Dataset items =>
§

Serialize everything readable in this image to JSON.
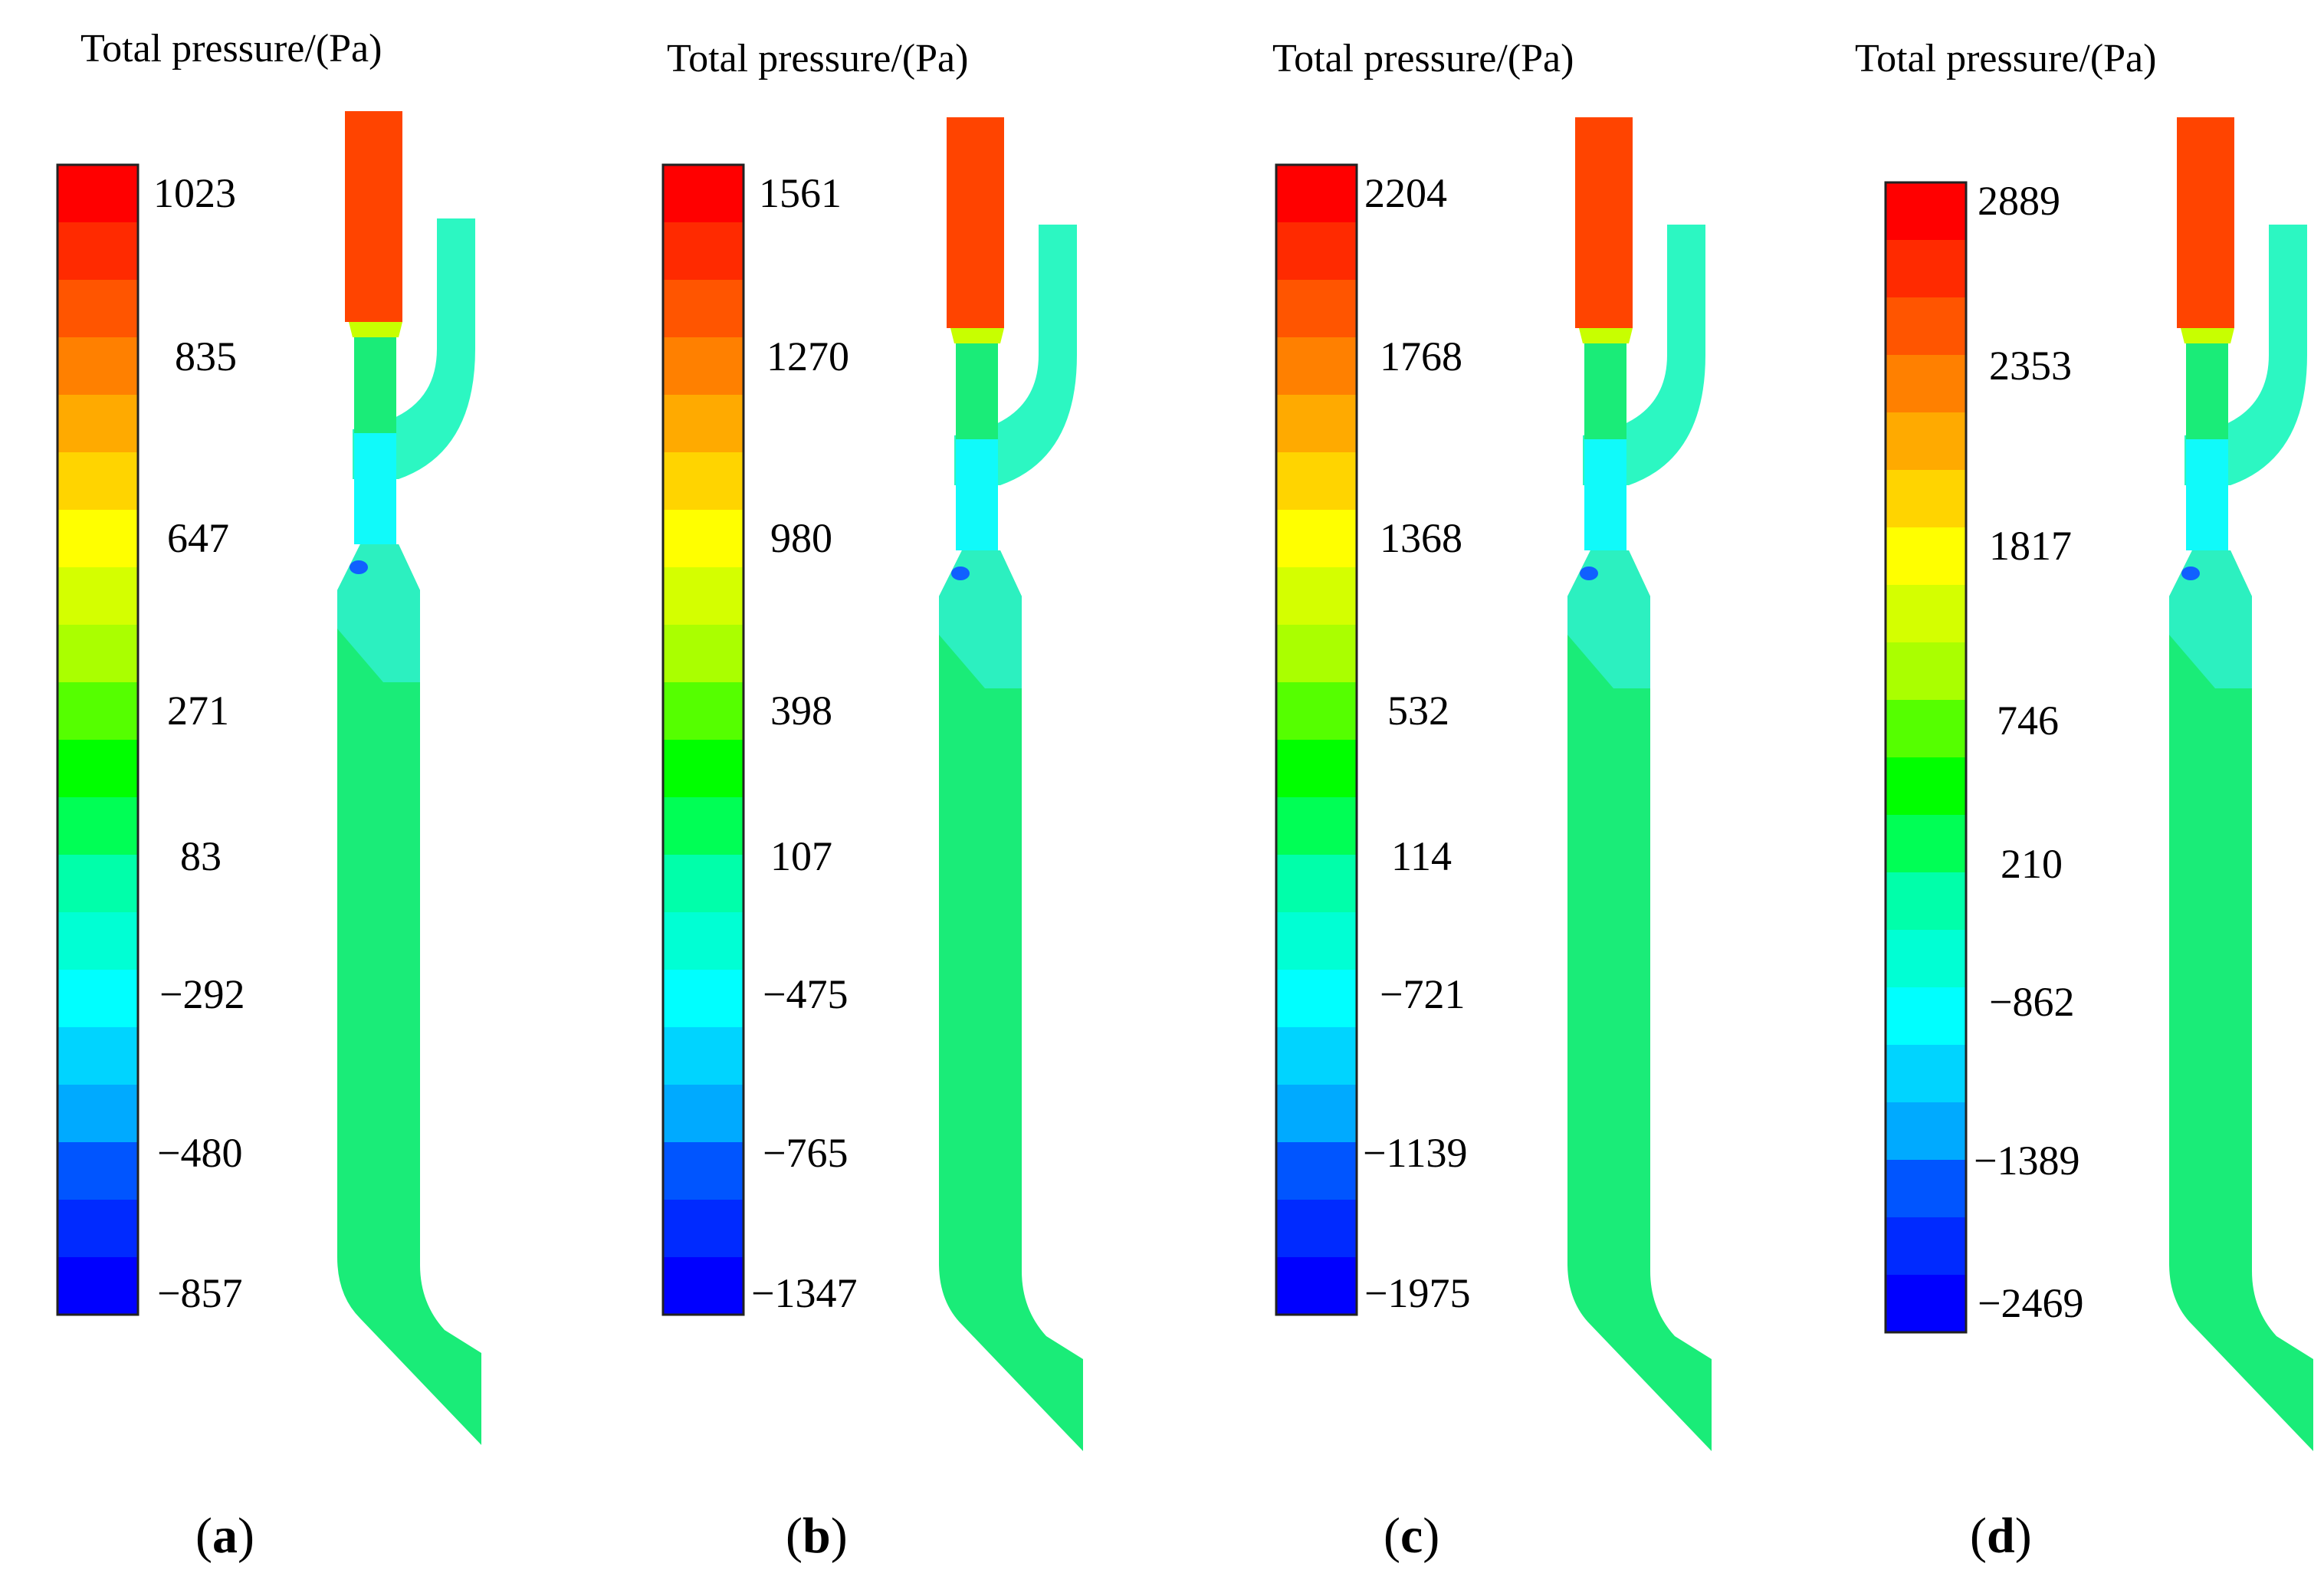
{
  "figure": {
    "panels": [
      {
        "id": "a",
        "caption_letter": "a",
        "legend_title": "Total pressure/(Pa)",
        "ticks": [
          "1023",
          "835",
          "647",
          "271",
          "83",
          "−292",
          "−480",
          "−857"
        ]
      },
      {
        "id": "b",
        "caption_letter": "b",
        "legend_title": "Total pressure/(Pa)",
        "ticks": [
          "1561",
          "1270",
          "980",
          "398",
          "107",
          "−475",
          "−765",
          "−1347"
        ]
      },
      {
        "id": "c",
        "caption_letter": "c",
        "legend_title": "Total pressure/(Pa)",
        "ticks": [
          "2204",
          "1768",
          "1368",
          "532",
          "114",
          "−721",
          "−1139",
          "−1975"
        ]
      },
      {
        "id": "d",
        "caption_letter": "d",
        "legend_title": "Total pressure/(Pa)",
        "ticks": [
          "2889",
          "2353",
          "1817",
          "746",
          "210",
          "−862",
          "−1389",
          "−2469"
        ]
      }
    ],
    "caption_open": "(",
    "caption_close": ")"
  },
  "colors": {
    "colormap": [
      "#ff0000",
      "#ff2a00",
      "#ff5500",
      "#ff8000",
      "#ffaa00",
      "#ffd400",
      "#ffff00",
      "#d4ff00",
      "#aaff00",
      "#55ff00",
      "#00ff00",
      "#00ff55",
      "#00ffaa",
      "#00ffd4",
      "#00ffff",
      "#00d4ff",
      "#00aaff",
      "#0055ff",
      "#002aff",
      "#0000ff"
    ],
    "inlet_red": "#ff4400",
    "jet_green": "#1aec78",
    "branch_teal": "#2cf7c2",
    "throat_cyan": "#10fafa",
    "diffuser_teal": "#2cf0c0",
    "vortex_blue": "#1060ff"
  }
}
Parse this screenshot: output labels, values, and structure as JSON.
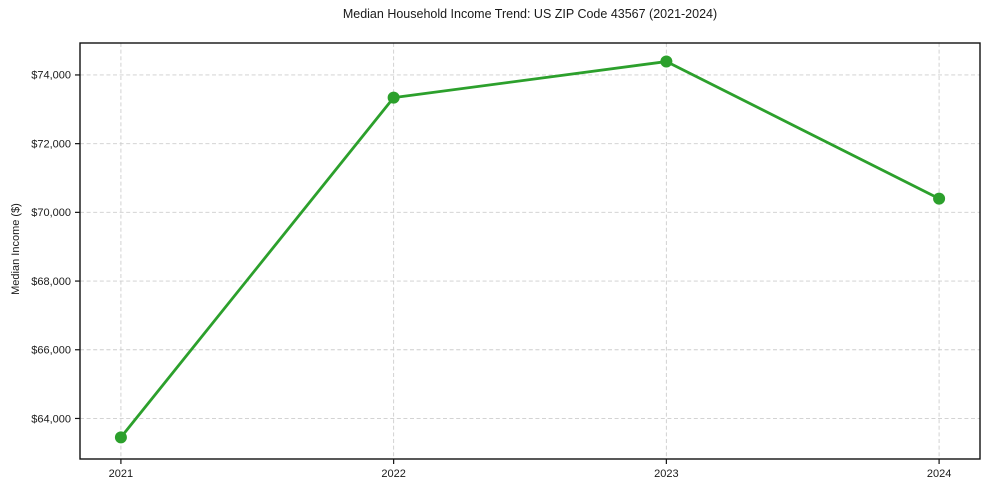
{
  "chart_data": {
    "type": "line",
    "title": "Median Household Income Trend: US ZIP Code 43567 (2021-2024)",
    "xlabel": "",
    "ylabel": "Median Income ($)",
    "categories": [
      "2021",
      "2022",
      "2023",
      "2024"
    ],
    "x_numeric": [
      2021,
      2022,
      2023,
      2024
    ],
    "series": [
      {
        "name": "Median household income",
        "values": [
          63450,
          73340,
          74390,
          70400
        ]
      }
    ],
    "yticks": [
      64000,
      66000,
      68000,
      70000,
      72000,
      74000
    ],
    "ytick_labels": [
      "$64,000",
      "$66,000",
      "$68,000",
      "$70,000",
      "$72,000",
      "$74,000"
    ],
    "ylim": [
      62820,
      74930
    ],
    "xlim": [
      2020.85,
      2024.15
    ],
    "grid": true,
    "legend_position": "none",
    "colors": {
      "line": "#2ca02c",
      "marker": "#2ca02c",
      "grid": "#cdcdcd",
      "frame": "#111111",
      "text": "#1a1a1a",
      "background": "#ffffff"
    }
  }
}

§

Work required => Which lines hold the string "values"? Copy all of them from the data above.

Solution for this task =>
Parse this screenshot: output labels, values, and structure as JSON.
        "values": [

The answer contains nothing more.